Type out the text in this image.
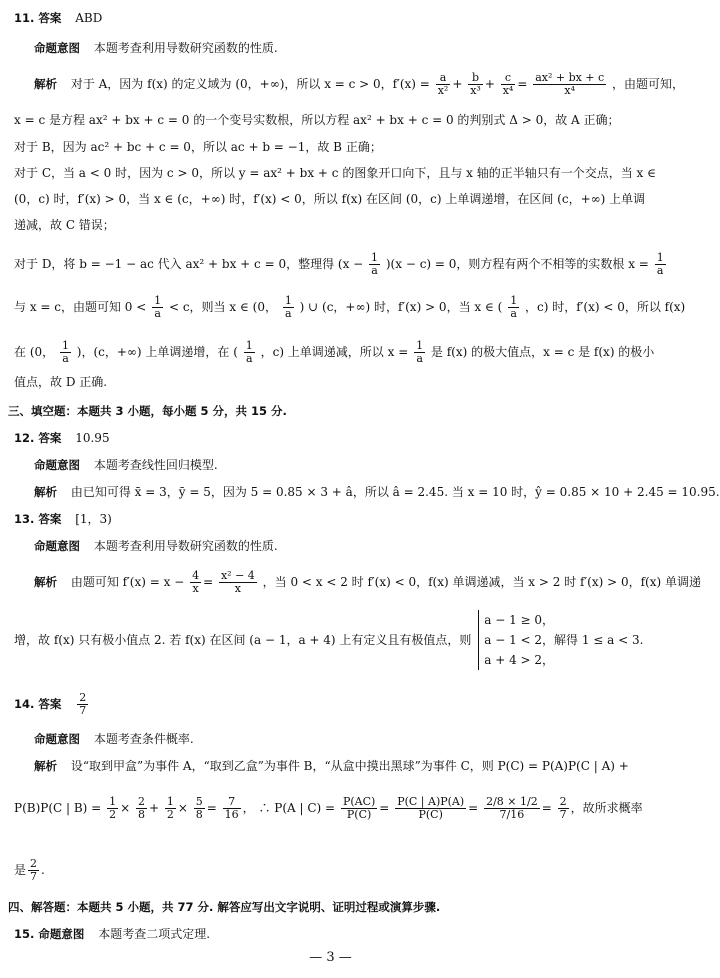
11. 答案 ABD
命题意图 本题考查利用导数研究函数的性质.
解析 对于 A，因为 f(x) 的定义域为 (0，+∞)，所以 x = c > 0，$f'(x) = \frac{a}{\text{x²}} + \frac{b}{\text{x³}} + \frac{c}{\text{x⁴}} = \frac{\text{ax² + bx + c}}{\text{x⁴}}$ ，由题可知，
x = c 是方程 ax² + bx + c = 0 的一个变号实数根，所以方程 ax² + bx + c = 0 的判别式 Δ > 0，故 A 正确；
对于 B，因为 ac² + bc + c = 0，所以 ac + b = −1，故 B 正确；
对于 C，当 a < 0 时，因为 c > 0，所以 y = ax² + bx + c 的图象开口向下，且与 x 轴的正半轴只有一个交点，当 x ∈
(0，c) 时，f′(x) > 0，当 x ∈ (c，+∞) 时，f′(x) < 0，所以 f(x) 在区间 (0，c) 上单调递增，在区间 (c，+∞) 上单调
递减，故 C 错误；
对于 D，将 b = −1 − ac 代入 ax² + bx + c = 0，整理得 $(x - \frac{1}{a} )(x - c) = 0$，则方程有两个不相等的实数根 $x = \frac{1}{a}$
与 x = c，由题可知 $0 < \frac{1}{a} < c$，则当 x ∈ (0， $\frac{1}{a}$ ) ∪ (c，+∞) 时，f′(x) > 0，当 x ∈ ( $\frac{1}{a}$ ，c) 时，f′(x) < 0，所以 f(x)
在 (0， $\frac{1}{a}$ )，(c，+∞) 上单调递增，在 ( $\frac{1}{a}$ ，c) 上单调递减，所以 $x = \frac{1}{a}$ 是 f(x) 的极大值点，x = c 是 f(x) 的极小
值点，故 D 正确.
三、填空题：本题共 3 小题，每小题 5 分，共 15 分.
12. 答案 10.95
命题意图 本题考查线性回归模型.
解析 由已知可得 x̄ = 3，ȳ = 5，因为 5 = 0.85 × 3 + â，所以 â = 2.45. 当 x = 10 时，ŷ = 0.85 × 10 + 2.45 = 10.95.
13. 答案 [1，3)
命题意图 本题考查利用导数研究函数的性质.
解析 由题可知 $f'(x) = x - \frac{4}{x} = \frac{\text{x² − 4}}{x}$ ，当 0 < x < 2 时 f′(x) < 0，f(x) 单调递减，当 x > 2 时 f′(x) > 0，f(x) 单调递
增，故 f(x) 只有极小值点 2. 若 f(x) 在区间 (a − 1，a + 4) 上有定义且有极值点，则
a − 1 ≥ 0，
a − 1 < 2，解得 1 ≤ a < 3.
a + 4 > 2，
14. 答案 $\frac{2}{7}$
命题意图 本题考查条件概率.
解析 设“取到甲盒”为事件 A，“取到乙盒”为事件 B，“从盒中摸出黑球”为事件 C，则 P(C) = P(A)P(C | A) +
P(B)P(C | $B) = \frac{1}{2} \times \frac{2}{8} + \frac{1}{2} \times \frac{5}{8} = \frac{7}{16}$ ， ∴ P(A | $C) = \frac{P(AC)}{P(C)} = \frac{P(C | A)P(A)}{P(C)} = \frac{2/8 \times 1/2}{7/16} = \frac{2}{7}$ ，故所求概率
是 $\frac{2}{7}$ .
四、解答题：本题共 5 小题，共 77 分. 解答应写出文字说明、证明过程或演算步骤.
15. 命题意图 本题考查二项式定理.
— 3 —
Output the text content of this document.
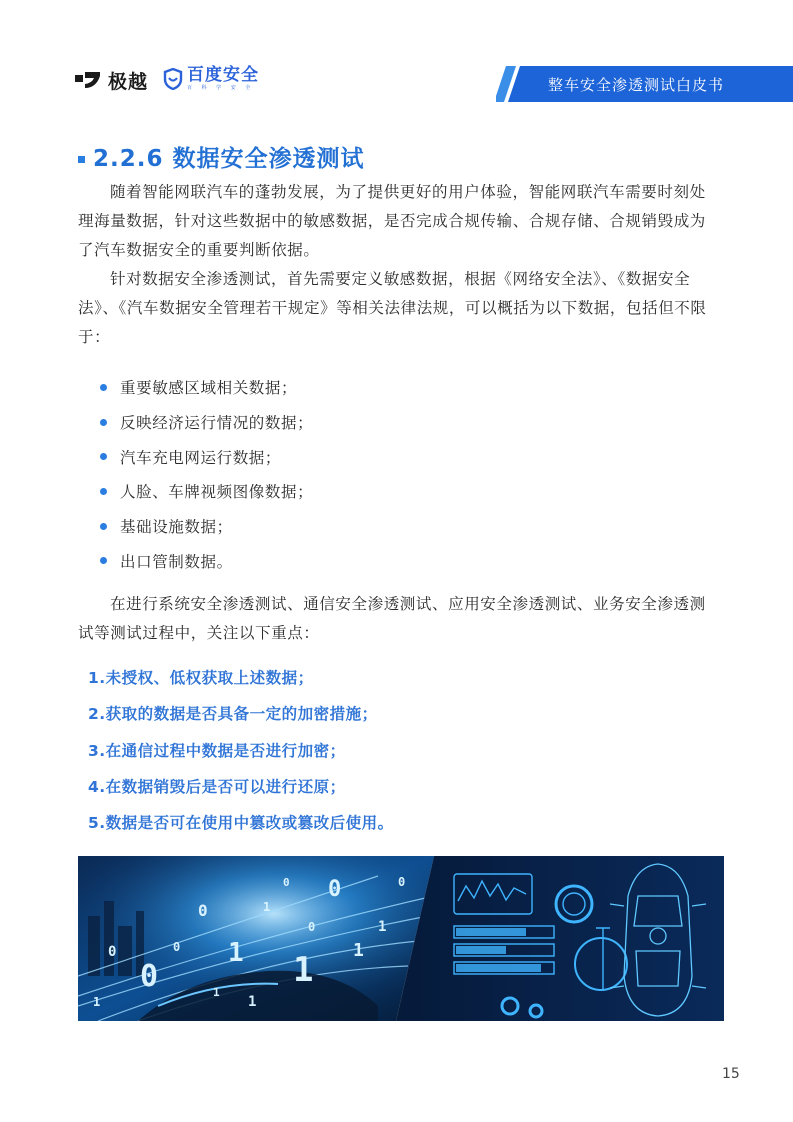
极越 百度安全
百 科 学 安 全	整车安全渗透测试白皮书
2.2.6 数据安全渗透测试
随着智能网联汽车的蓬勃发展，为了提供更好的用户体验，智能网联汽车需要时刻处理海量数据，针对这些数据中的敏感数据，是否完成合规传输、合规存储、合规销毁成为了汽车数据安全的重要判断依据。
针对数据安全渗透测试，首先需要定义敏感数据，根据《网络安全法》、《数据安全法》、《汽车数据安全管理若干规定》等相关法律法规，可以概括为以下数据，包括但不限于：
重要敏感区域相关数据；
反映经济运行情况的数据；
汽车充电网运行数据；
人脸、车牌视频图像数据；
基础设施数据；
出口管制数据。
在进行系统安全渗透测试、通信安全渗透测试、应用安全渗透测试、业务安全渗透测试等测试过程中，关注以下重点：
1.未授权、低权获取上述数据；
2.获取的数据是否具备一定的加密措施；
3.在通信过程中数据是否进行加密；
4.在数据销毁后是否可以进行还原；
5.数据是否可在使用中篡改或篡改后使用。
1
0	1
0
0
1
1
0	1
0
1
0
0
1
0
1
15
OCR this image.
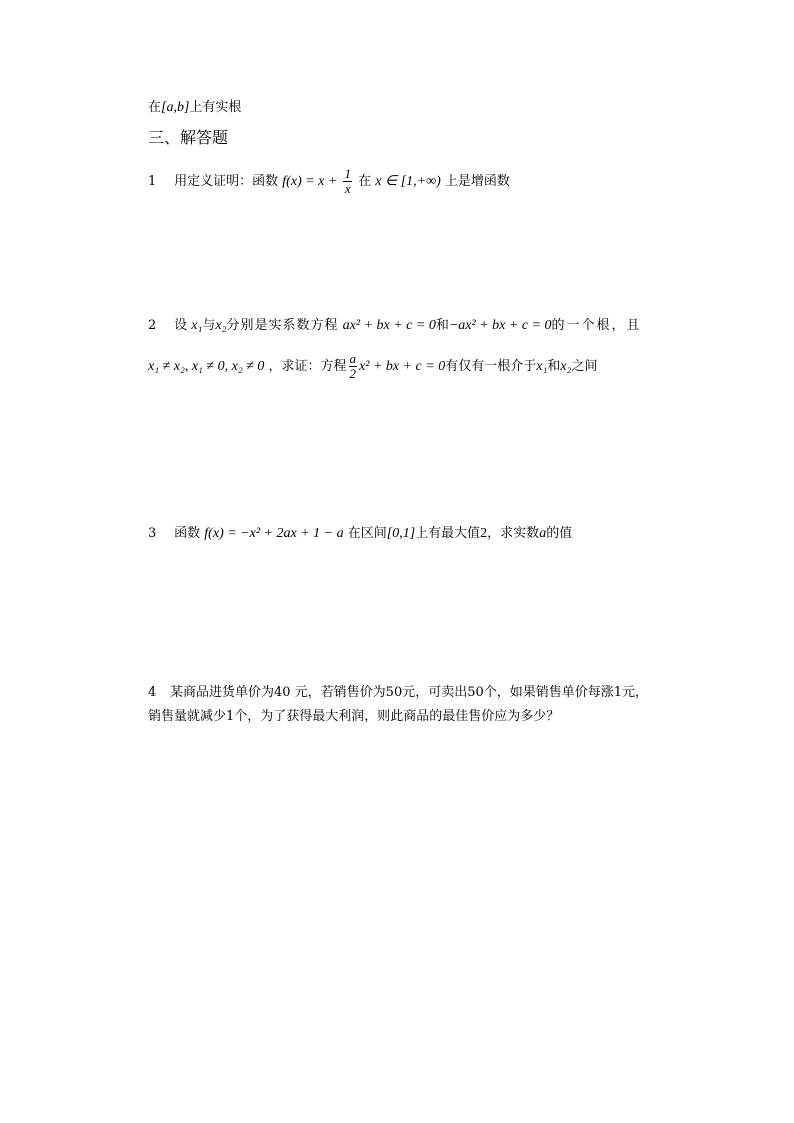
在[a,b]上有实根
三、解答题
1 用定义证明：函数 $f(x) = x + \frac{1}{x}$ 在 x ∈ [1,+∞) 上是增函数
2 设 x₁与x₂分别是实系数方程 ax² + bx + c = 0和−ax² + bx + c = 0的一个根，且
x₁ ≠ x₂, x₁ ≠ 0, x₂ ≠ 0 ，求证：方程 $\frac{a}{2} x^2$ + bx + c = 0有仅有一根介于x₁和x₂之间
3 函数 f(x) = −x² + 2ax + 1 − a 在区间[0,1]上有最大值2，求实数a的值
4 某商品进货单价为40 元，若销售价为50元，可卖出50个，如果销售单价每涨1元，
销售量就减少1个，为了获得最大利润，则此商品的最佳售价应为多少？
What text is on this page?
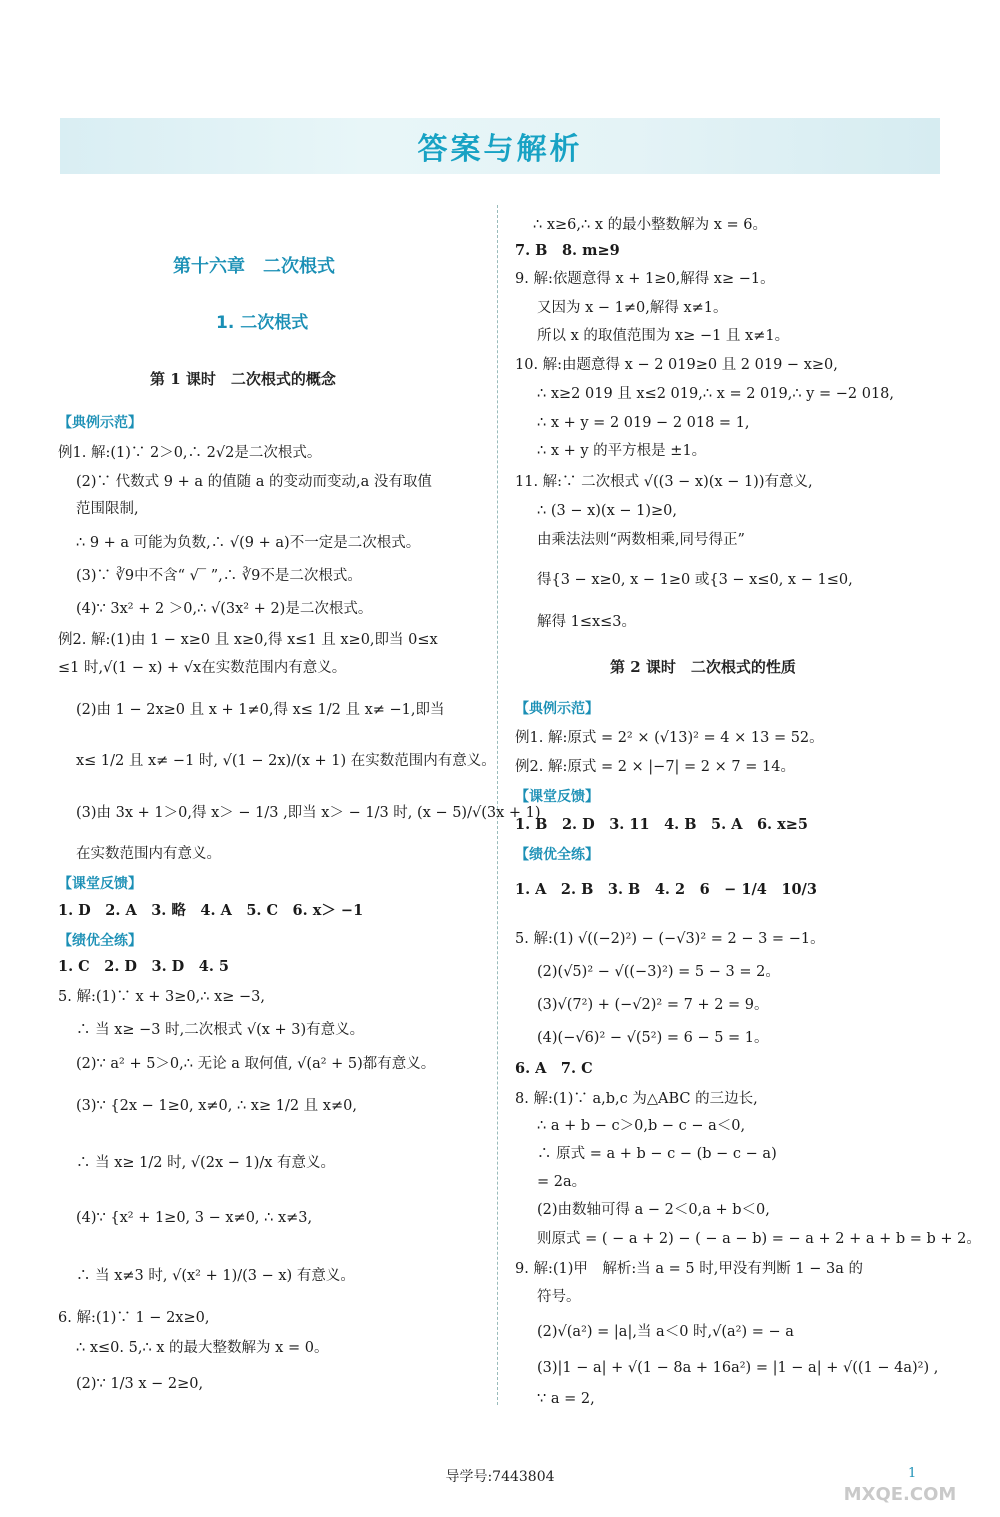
答案与解析
第十六章　二次根式
1. 二次根式
第 1 课时　二次根式的概念
【典例示范】
例1. 解:(1)∵ 2＞0,∴ 2√2是二次根式。
(2)∵ 代数式 9 + a 的值随 a 的变动而变动,a 没有取值
范围限制,
∴ 9 + a 可能为负数,∴ √(9 + a)不一定是二次根式。
(3)∵ ∛9中不含“ √‾ ”,∴ ∛9不是二次根式。
(4)∵ 3x² + 2 ＞0,∴ √(3x² + 2)是二次根式。
例2. 解:(1)由 1 − x≥0 且 x≥0,得 x≤1 且 x≥0,即当 0≤x
≤1 时,√(1 − x) + √x在实数范围内有意义。
(2)由 1 − 2x≥0 且 x + 1≠0,得 x≤ 1/2 且 x≠ −1,即当
x≤ 1/2 且 x≠ −1 时, √(1 − 2x)/(x + 1) 在实数范围内有意义。
(3)由 3x + 1＞0,得 x＞ − 1/3 ,即当 x＞ − 1/3 时, (x − 5)/√(3x + 1)
在实数范围内有意义。
【课堂反馈】
1. D　2. A　3. 略　4. A　5. C　6. x＞ −1
【绩优全练】
1. C　2. D　3. D　4. 5
5. 解:(1)∵ x + 3≥0,∴ x≥ −3,
∴ 当 x≥ −3 时,二次根式 √(x + 3)有意义。
(2)∵ a² + 5＞0,∴ 无论 a 取何值, √(a² + 5)都有意义。
(3)∵ {2x − 1≥0, x≠0, ∴ x≥ 1/2 且 x≠0,
∴ 当 x≥ 1/2 时, √(2x − 1)/x 有意义。
(4)∵ {x² + 1≥0, 3 − x≠0, ∴ x≠3,
∴ 当 x≠3 时, √(x² + 1)/(3 − x) 有意义。
6. 解:(1)∵ 1 − 2x≥0,
∴ x≤0. 5,∴ x 的最大整数解为 x = 0。
(2)∵ 1/3 x − 2≥0,
∴ x≥6,∴ x 的最小整数解为 x = 6。
7. B　8. m≥9
9. 解:依题意得 x + 1≥0,解得 x≥ −1。
又因为 x − 1≠0,解得 x≠1。
所以 x 的取值范围为 x≥ −1 且 x≠1。
10. 解:由题意得 x − 2 019≥0 且 2 019 − x≥0,
∴ x≥2 019 且 x≤2 019,∴ x = 2 019,∴ y = −2 018,
∴ x + y = 2 019 − 2 018 = 1,
∴ x + y 的平方根是 ±1。
11. 解:∵ 二次根式 √((3 − x)(x − 1))有意义,
∴ (3 − x)(x − 1)≥0,
由乘法法则“两数相乘,同号得正”
得{3 − x≥0, x − 1≥0 或{3 − x≤0, x − 1≤0,
解得 1≤x≤3。
第 2 课时　二次根式的性质
【典例示范】
例1. 解:原式 = 2² × (√13)² = 4 × 13 = 52。
例2. 解:原式 = 2 × |−7| = 2 × 7 = 14。
【课堂反馈】
1. B　2. D　3. 11　4. B　5. A　6. x≥5
【绩优全练】
1. A　2. B　3. B　4. 2　6　− 1/4　10/3
5. 解:(1) √((−2)²) − (−√3)² = 2 − 3 = −1。
(2)(√5)² − √((−3)²) = 5 − 3 = 2。
(3)√(7²) + (−√2)² = 7 + 2 = 9。
(4)(−√6)² − √(5²) = 6 − 5 = 1。
6. A　7. C
8. 解:(1)∵ a,b,c 为△ABC 的三边长,
∴ a + b − c＞0,b − c − a＜0,
∴ 原式 = a + b − c − (b − c − a)
= 2a。
(2)由数轴可得 a − 2＜0,a + b＜0,
则原式 = ( − a + 2) − ( − a − b) = − a + 2 + a + b = b + 2。
9. 解:(1)甲　解析:当 a = 5 时,甲没有判断 1 − 3a 的
符号。
(2)√(a²) = |a|,当 a＜0 时,√(a²) = − a
(3)|1 − a| + √(1 − 8a + 16a²) = |1 − a| + √((1 − 4a)²) ,
∵ a = 2,
导学号:7443804	1
MXQE.COM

• _Directive_: Examine the data above and state how many of its lines contain the word "命题意图", with no further remarks.

• _Result of the exercise_: 5